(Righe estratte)
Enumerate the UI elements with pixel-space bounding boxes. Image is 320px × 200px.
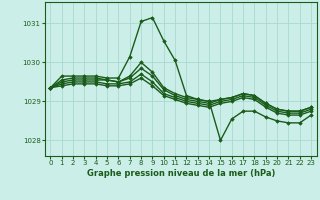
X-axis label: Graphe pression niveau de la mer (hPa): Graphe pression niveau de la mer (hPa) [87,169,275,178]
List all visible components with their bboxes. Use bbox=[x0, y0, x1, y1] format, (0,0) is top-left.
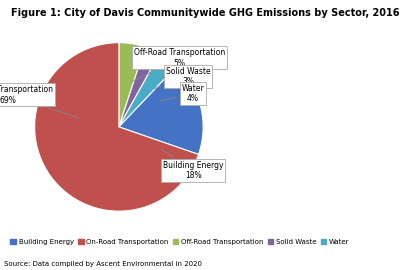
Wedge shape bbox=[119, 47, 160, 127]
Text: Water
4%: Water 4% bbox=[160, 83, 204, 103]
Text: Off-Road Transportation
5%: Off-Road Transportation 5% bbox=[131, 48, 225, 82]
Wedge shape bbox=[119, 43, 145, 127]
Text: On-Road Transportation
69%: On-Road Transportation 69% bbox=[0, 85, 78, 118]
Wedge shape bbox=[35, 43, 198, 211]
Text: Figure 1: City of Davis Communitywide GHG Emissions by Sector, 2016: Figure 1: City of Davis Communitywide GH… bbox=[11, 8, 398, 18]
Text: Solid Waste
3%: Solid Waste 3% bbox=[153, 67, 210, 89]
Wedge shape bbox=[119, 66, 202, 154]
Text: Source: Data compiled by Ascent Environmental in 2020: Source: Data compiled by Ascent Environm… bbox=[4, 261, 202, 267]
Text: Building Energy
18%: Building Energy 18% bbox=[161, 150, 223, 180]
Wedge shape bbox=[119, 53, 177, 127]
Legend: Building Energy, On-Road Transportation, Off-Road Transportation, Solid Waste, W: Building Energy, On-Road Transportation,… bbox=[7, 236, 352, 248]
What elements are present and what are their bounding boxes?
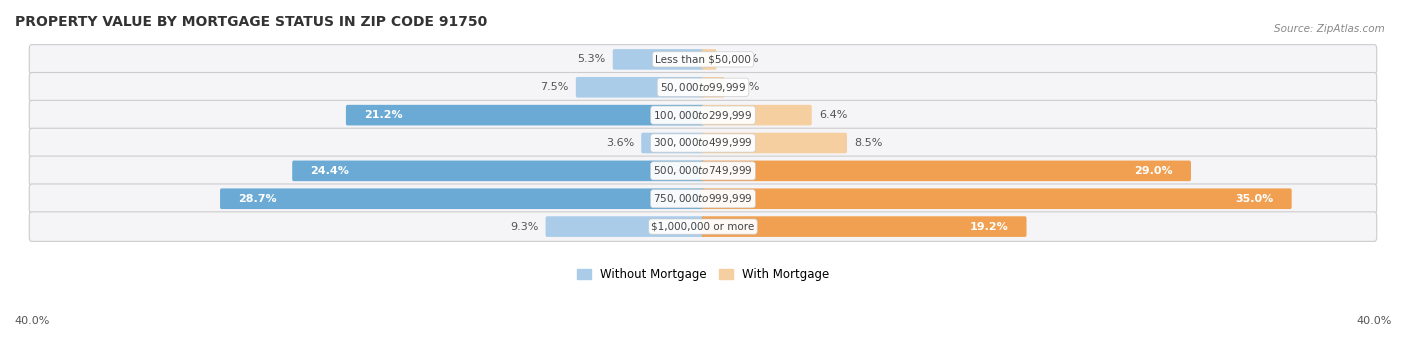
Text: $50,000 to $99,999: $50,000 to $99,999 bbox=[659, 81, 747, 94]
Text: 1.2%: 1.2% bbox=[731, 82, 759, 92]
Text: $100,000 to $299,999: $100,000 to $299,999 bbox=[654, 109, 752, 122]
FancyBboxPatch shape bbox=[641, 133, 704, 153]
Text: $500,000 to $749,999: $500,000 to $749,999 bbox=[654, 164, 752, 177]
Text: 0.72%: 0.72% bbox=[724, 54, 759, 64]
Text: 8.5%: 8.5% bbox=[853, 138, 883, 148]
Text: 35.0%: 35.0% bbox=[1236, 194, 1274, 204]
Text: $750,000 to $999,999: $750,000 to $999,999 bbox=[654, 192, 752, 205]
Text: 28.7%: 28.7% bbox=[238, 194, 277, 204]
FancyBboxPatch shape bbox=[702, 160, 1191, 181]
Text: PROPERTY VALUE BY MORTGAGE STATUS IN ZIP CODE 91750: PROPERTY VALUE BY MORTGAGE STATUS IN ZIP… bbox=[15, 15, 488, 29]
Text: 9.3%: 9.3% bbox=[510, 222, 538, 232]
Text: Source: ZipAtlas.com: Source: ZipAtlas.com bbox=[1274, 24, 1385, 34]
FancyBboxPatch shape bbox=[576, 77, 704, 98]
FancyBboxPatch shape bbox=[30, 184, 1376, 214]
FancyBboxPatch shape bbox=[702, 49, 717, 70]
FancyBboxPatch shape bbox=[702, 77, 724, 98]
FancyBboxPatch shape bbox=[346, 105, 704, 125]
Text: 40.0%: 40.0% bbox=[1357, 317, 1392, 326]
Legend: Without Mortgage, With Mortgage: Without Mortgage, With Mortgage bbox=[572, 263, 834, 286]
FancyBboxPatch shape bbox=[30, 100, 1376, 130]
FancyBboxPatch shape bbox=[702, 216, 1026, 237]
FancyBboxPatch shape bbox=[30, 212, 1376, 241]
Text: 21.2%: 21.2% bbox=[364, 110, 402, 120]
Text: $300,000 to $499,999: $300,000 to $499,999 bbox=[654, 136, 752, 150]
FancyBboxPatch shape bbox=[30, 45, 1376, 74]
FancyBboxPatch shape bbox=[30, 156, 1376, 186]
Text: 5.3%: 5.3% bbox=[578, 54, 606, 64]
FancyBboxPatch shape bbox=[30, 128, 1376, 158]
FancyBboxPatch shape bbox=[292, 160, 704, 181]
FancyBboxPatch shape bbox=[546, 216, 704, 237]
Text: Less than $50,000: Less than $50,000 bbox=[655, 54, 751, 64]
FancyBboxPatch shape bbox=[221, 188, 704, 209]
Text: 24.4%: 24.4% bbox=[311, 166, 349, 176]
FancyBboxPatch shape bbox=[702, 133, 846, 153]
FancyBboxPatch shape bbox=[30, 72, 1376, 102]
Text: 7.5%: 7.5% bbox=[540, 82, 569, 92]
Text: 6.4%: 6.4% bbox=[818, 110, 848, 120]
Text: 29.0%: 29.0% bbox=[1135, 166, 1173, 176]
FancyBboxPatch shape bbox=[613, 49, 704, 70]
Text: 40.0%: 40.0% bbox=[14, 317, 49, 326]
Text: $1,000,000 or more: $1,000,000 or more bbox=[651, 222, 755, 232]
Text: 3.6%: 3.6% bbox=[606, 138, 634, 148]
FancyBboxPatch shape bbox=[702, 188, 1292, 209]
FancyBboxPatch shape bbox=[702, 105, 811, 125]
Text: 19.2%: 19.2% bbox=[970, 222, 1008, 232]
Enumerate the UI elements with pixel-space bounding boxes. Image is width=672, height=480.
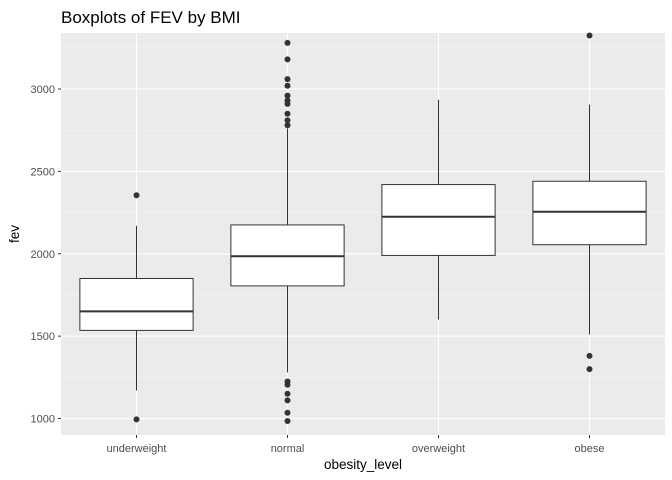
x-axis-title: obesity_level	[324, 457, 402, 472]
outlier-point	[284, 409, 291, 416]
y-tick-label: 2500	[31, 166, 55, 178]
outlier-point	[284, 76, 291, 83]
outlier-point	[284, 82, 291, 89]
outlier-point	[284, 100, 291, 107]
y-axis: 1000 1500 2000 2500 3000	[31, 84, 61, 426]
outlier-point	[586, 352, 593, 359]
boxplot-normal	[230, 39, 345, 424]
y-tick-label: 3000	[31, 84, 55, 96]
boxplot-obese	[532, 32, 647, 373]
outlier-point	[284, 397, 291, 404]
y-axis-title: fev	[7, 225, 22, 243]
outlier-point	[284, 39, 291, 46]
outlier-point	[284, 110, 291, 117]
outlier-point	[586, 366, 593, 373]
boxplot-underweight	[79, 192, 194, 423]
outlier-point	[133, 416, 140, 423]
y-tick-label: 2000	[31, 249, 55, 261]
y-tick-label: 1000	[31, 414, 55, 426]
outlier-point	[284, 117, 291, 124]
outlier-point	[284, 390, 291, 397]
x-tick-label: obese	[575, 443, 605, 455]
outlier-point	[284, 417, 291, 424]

### Istruzioni di lavoro
Puoi ricopiare parola per parola le righe che vanno da quella che contiene "Wedge shape bbox=[119, 47, 160, 127]" fino a quella che contiene "18%: Building Energy", inclusa quest'ultima?

### Risposta all'esercizio
Wedge shape bbox=[119, 47, 160, 127]
Text: Water
4%: Water 4% bbox=[160, 83, 204, 103]
Text: Off-Road Transportation
5%: Off-Road Transportation 5% bbox=[131, 48, 225, 82]
Wedge shape bbox=[119, 43, 145, 127]
Text: On-Road Transportation
69%: On-Road Transportation 69% bbox=[0, 85, 78, 118]
Wedge shape bbox=[35, 43, 198, 211]
Text: Figure 1: City of Davis Communitywide GHG Emissions by Sector, 2016: Figure 1: City of Davis Communitywide GH… bbox=[11, 8, 398, 18]
Text: Solid Waste
3%: Solid Waste 3% bbox=[153, 67, 210, 89]
Wedge shape bbox=[119, 66, 202, 154]
Text: Source: Data compiled by Ascent Environmental in 2020: Source: Data compiled by Ascent Environm… bbox=[4, 261, 202, 267]
Text: Building Energy
18%: Building Energy 18% bbox=[161, 150, 223, 180]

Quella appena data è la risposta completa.